--- DATASET EXTRACT ---
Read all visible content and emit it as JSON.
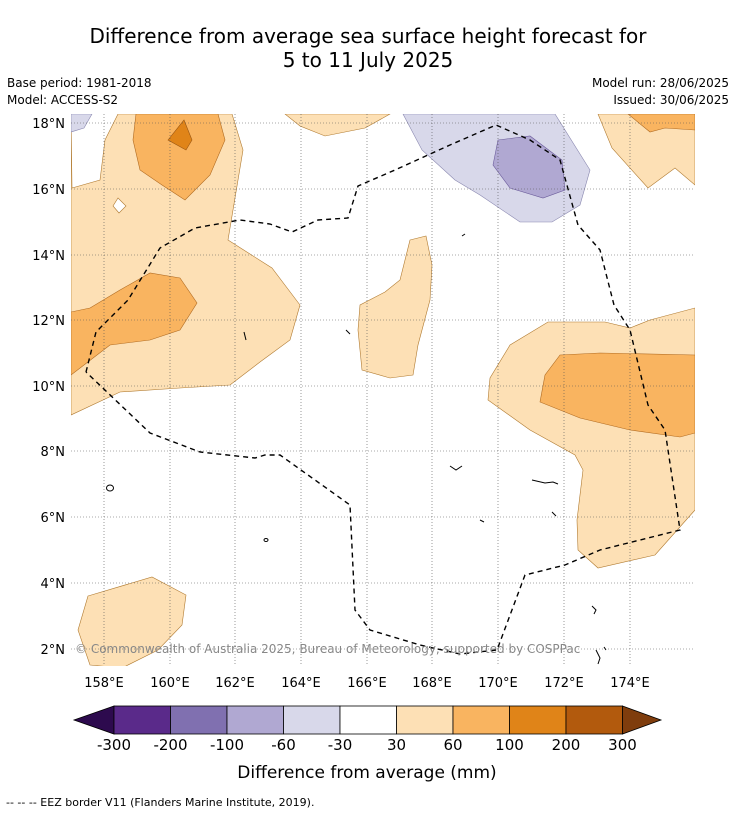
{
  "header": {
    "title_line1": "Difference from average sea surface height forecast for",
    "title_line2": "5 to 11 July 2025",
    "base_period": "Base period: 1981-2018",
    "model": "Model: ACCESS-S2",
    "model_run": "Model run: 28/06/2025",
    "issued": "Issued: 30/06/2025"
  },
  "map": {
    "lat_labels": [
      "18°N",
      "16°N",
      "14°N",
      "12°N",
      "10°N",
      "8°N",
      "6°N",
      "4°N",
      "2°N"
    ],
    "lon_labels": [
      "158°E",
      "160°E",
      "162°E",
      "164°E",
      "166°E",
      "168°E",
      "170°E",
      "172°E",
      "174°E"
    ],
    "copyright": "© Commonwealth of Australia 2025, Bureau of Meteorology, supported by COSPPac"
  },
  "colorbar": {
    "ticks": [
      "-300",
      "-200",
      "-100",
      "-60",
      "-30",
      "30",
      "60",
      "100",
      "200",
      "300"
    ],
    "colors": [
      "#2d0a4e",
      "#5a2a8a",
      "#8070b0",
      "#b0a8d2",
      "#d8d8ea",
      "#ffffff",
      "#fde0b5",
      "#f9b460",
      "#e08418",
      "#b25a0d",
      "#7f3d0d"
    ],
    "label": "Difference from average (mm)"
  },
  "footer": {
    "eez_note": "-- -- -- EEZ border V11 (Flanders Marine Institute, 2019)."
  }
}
---
→ REQUEST: Gather, from the listing above, every line carrying the word "Difference".

→ REPLY TO THE TASK:
    "title_line1": "Difference from average sea surface height forecast for",
    "label": "Difference from average (mm)"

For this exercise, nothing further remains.